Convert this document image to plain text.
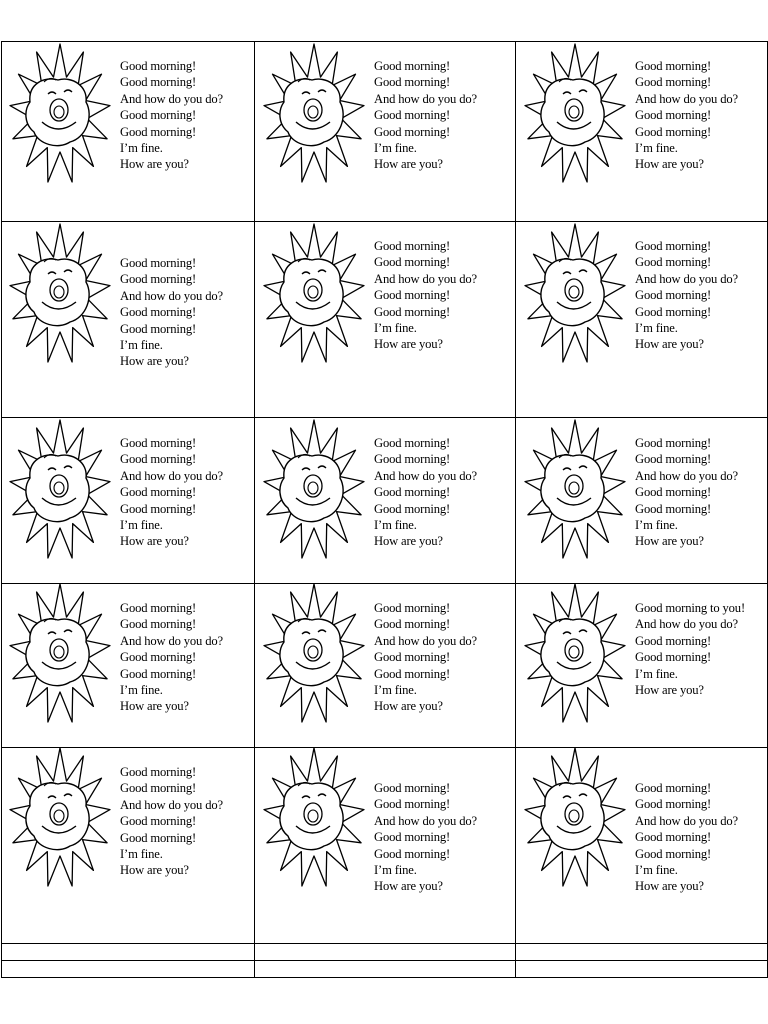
Good morning!
Good morning!
And how do you do?
Good morning!
Good morning!
I’m fine.
How are you?
Good morning!
Good morning!
And how do you do?
Good morning!
Good morning!
I’m fine.
How are you?
Good morning!
Good morning!
And how do you do?
Good morning!
Good morning!
I’m fine.
How are you?
Good morning!
Good morning!
And how do you do?
Good morning!
Good morning!
I’m fine.
How are you?
Good morning!
Good morning!
And how do you do?
Good morning!
Good morning!
I’m fine.
How are you?
Good morning!
Good morning!
And how do you do?
Good morning!
Good morning!
I’m fine.
How are you?
Good morning!
Good morning!
And how do you do?
Good morning!
Good morning!
I’m fine.
How are you?
Good morning!
Good morning!
And how do you do?
Good morning!
Good morning!
I’m fine.
How are you?
Good morning!
Good morning!
And how do you do?
Good morning!
Good morning!
I’m fine.
How are you?
Good morning!
Good morning!
And how do you do?
Good morning!
Good morning!
I’m fine.
How are you?
Good morning!
Good morning!
And how do you do?
Good morning!
Good morning!
I’m fine.
How are you?
Good morning to you!
And how do you do?
Good morning!
Good morning!
I’m fine.
How are you?
Good morning!
Good morning!
And how do you do?
Good morning!
Good morning!
I’m fine.
How are you?
Good morning!
Good morning!
And how do you do?
Good morning!
Good morning!
I’m fine.
How are you?
Good morning!
Good morning!
And how do you do?
Good morning!
Good morning!
I’m fine.
How are you?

──────────

The records above are to be quoted exactly, with all pictures left out.

# Task response:
Convert this document image to plain text.
Good morning!
Good morning!
And how do you do?
Good morning!
Good morning!
I’m fine.
How are you?
Good morning!
Good morning!
And how do you do?
Good morning!
Good morning!
I’m fine.
How are you?
Good morning!
Good morning!
And how do you do?
Good morning!
Good morning!
I’m fine.
How are you?
Good morning!
Good morning!
And how do you do?
Good morning!
Good morning!
I’m fine.
How are you?
Good morning!
Good morning!
And how do you do?
Good morning!
Good morning!
I’m fine.
How are you?
Good morning!
Good morning!
And how do you do?
Good morning!
Good morning!
I’m fine.
How are you?
Good morning!
Good morning!
And how do you do?
Good morning!
Good morning!
I’m fine.
How are you?
Good morning!
Good morning!
And how do you do?
Good morning!
Good morning!
I’m fine.
How are you?
Good morning!
Good morning!
And how do you do?
Good morning!
Good morning!
I’m fine.
How are you?
Good morning!
Good morning!
And how do you do?
Good morning!
Good morning!
I’m fine.
How are you?
Good morning!
Good morning!
And how do you do?
Good morning!
Good morning!
I’m fine.
How are you?
Good morning to you!
And how do you do?
Good morning!
Good morning!
I’m fine.
How are you?
Good morning!
Good morning!
And how do you do?
Good morning!
Good morning!
I’m fine.
How are you?
Good morning!
Good morning!
And how do you do?
Good morning!
Good morning!
I’m fine.
How are you?
Good morning!
Good morning!
And how do you do?
Good morning!
Good morning!
I’m fine.
How are you?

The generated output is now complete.